_Entries shown_:
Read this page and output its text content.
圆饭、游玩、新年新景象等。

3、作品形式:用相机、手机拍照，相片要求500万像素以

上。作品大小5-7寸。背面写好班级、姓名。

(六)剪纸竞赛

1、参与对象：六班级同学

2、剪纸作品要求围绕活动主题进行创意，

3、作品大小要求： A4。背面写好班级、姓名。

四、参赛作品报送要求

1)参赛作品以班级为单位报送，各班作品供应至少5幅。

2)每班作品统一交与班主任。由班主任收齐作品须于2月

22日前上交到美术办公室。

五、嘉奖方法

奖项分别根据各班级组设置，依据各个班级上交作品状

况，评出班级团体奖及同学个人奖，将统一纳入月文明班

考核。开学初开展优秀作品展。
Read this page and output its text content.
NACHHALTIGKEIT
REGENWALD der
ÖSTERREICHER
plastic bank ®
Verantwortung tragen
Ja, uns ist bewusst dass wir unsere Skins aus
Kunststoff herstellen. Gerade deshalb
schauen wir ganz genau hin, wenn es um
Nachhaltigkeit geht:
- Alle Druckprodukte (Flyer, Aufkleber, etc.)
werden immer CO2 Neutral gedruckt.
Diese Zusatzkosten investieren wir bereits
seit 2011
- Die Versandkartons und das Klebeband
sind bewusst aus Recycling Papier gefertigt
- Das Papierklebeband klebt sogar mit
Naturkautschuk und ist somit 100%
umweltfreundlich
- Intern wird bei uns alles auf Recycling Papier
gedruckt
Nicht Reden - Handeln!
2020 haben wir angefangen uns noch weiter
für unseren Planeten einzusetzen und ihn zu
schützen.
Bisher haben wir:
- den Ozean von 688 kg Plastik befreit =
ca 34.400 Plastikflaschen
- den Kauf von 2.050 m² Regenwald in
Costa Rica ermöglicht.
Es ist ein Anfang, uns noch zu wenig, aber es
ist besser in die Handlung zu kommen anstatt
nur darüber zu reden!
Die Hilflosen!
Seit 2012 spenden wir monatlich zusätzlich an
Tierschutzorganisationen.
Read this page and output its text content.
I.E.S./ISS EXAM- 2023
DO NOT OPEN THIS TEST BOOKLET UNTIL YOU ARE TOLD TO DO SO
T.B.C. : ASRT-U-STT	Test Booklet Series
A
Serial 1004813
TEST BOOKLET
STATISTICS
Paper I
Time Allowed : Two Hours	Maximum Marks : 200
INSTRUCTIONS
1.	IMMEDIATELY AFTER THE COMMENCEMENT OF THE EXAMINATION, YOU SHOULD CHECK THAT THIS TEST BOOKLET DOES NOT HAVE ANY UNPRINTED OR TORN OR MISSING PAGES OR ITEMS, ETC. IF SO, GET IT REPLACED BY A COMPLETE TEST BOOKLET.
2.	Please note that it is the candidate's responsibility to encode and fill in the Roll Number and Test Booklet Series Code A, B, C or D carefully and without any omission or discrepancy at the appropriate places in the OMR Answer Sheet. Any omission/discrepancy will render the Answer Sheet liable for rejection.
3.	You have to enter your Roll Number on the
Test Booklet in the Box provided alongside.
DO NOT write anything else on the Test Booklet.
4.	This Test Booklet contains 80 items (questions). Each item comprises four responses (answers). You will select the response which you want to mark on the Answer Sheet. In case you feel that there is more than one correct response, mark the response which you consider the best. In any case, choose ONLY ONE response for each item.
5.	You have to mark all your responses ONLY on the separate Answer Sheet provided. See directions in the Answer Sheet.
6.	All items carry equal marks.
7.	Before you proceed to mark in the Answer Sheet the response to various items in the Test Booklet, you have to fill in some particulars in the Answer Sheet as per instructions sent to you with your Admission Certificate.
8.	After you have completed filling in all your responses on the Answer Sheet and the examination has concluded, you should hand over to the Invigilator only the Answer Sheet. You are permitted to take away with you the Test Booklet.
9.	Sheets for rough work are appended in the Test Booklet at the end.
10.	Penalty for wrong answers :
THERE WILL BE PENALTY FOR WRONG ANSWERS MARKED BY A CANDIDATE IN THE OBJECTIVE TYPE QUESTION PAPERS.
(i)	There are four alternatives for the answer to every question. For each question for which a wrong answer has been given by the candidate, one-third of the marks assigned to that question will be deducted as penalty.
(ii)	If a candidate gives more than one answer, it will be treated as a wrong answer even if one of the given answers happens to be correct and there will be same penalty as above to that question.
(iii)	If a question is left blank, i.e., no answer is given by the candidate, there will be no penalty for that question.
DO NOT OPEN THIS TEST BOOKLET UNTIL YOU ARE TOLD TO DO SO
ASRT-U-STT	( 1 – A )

_Exercise details_:
Here, the records must be output exactly and in full.

_Task response_:
Read this page and output its text content.
圆饭、游玩、新年新景象等。

3、作品形式:用相机、手机拍照，相片要求500万像素以

上。作品大小5-7寸。背面写好班级、姓名。

(六)剪纸竞赛

1、参与对象：六班级同学

2、剪纸作品要求围绕活动主题进行创意，

3、作品大小要求： A4。背面写好班级、姓名。

四、参赛作品报送要求

1)参赛作品以班级为单位报送，各班作品供应至少5幅。

2)每班作品统一交与班主任。由班主任收齐作品须于2月

22日前上交到美术办公室。

五、嘉奖方法

奖项分别根据各班级组设置，依据各个班级上交作品状

况，评出班级团体奖及同学个人奖，将统一纳入月文明班

考核。开学初开展优秀作品展。
Read this page and output its text content.
NACHHALTIGKEIT
REGENWALD der
ÖSTERREICHER
plastic bank ®
Verantwortung tragen
Ja, uns ist bewusst dass wir unsere Skins aus
Kunststoff herstellen. Gerade deshalb
schauen wir ganz genau hin, wenn es um
Nachhaltigkeit geht:
- Alle Druckprodukte (Flyer, Aufkleber, etc.)
werden immer CO2 Neutral gedruckt.
Diese Zusatzkosten investieren wir bereits
seit 2011
- Die Versandkartons und das Klebeband
sind bewusst aus Recycling Papier gefertigt
- Das Papierklebeband klebt sogar mit
Naturkautschuk und ist somit 100%
umweltfreundlich
- Intern wird bei uns alles auf Recycling Papier
gedruckt
Nicht Reden - Handeln!
2020 haben wir angefangen uns noch weiter
für unseren Planeten einzusetzen und ihn zu
schützen.
Bisher haben wir:
- den Ozean von 688 kg Plastik befreit =
ca 34.400 Plastikflaschen
- den Kauf von 2.050 m² Regenwald in
Costa Rica ermöglicht.
Es ist ein Anfang, uns noch zu wenig, aber es
ist besser in die Handlung zu kommen anstatt
nur darüber zu reden!
Die Hilflosen!
Seit 2012 spenden wir monatlich zusätzlich an
Tierschutzorganisationen.
Read this page and output its text content.
I.E.S./ISS EXAM- 2023
DO NOT OPEN THIS TEST BOOKLET UNTIL YOU ARE TOLD TO DO SO
T.B.C. : ASRT-U-STT	Test Booklet Series
A
Serial 1004813
TEST BOOKLET
STATISTICS
Paper I
Time Allowed : Two Hours	Maximum Marks : 200
INSTRUCTIONS
1.	IMMEDIATELY AFTER THE COMMENCEMENT OF THE EXAMINATION, YOU SHOULD CHECK THAT THIS TEST BOOKLET DOES NOT HAVE ANY UNPRINTED OR TORN OR MISSING PAGES OR ITEMS, ETC. IF SO, GET IT REPLACED BY A COMPLETE TEST BOOKLET.
2.	Please note that it is the candidate's responsibility to encode and fill in the Roll Number and Test Booklet Series Code A, B, C or D carefully and without any omission or discrepancy at the appropriate places in the OMR Answer Sheet. Any omission/discrepancy will render the Answer Sheet liable for rejection.
3.	You have to enter your Roll Number on the
Test Booklet in the Box provided alongside.
DO NOT write anything else on the Test Booklet.
4.	This Test Booklet contains 80 items (questions). Each item comprises four responses (answers). You will select the response which you want to mark on the Answer Sheet. In case you feel that there is more than one correct response, mark the response which you consider the best. In any case, choose ONLY ONE response for each item.
5.	You have to mark all your responses ONLY on the separate Answer Sheet provided. See directions in the Answer Sheet.
6.	All items carry equal marks.
7.	Before you proceed to mark in the Answer Sheet the response to various items in the Test Booklet, you have to fill in some particulars in the Answer Sheet as per instructions sent to you with your Admission Certificate.
8.	After you have completed filling in all your responses on the Answer Sheet and the examination has concluded, you should hand over to the Invigilator only the Answer Sheet. You are permitted to take away with you the Test Booklet.
9.	Sheets for rough work are appended in the Test Booklet at the end.
10.	Penalty for wrong answers :
THERE WILL BE PENALTY FOR WRONG ANSWERS MARKED BY A CANDIDATE IN THE OBJECTIVE TYPE QUESTION PAPERS.
(i)	There are four alternatives for the answer to every question. For each question for which a wrong answer has been given by the candidate, one-third of the marks assigned to that question will be deducted as penalty.
(ii)	If a candidate gives more than one answer, it will be treated as a wrong answer even if one of the given answers happens to be correct and there will be same penalty as above to that question.
(iii)	If a question is left blank, i.e., no answer is given by the candidate, there will be no penalty for that question.
DO NOT OPEN THIS TEST BOOKLET UNTIL YOU ARE TOLD TO DO SO
ASRT-U-STT	( 1 – A )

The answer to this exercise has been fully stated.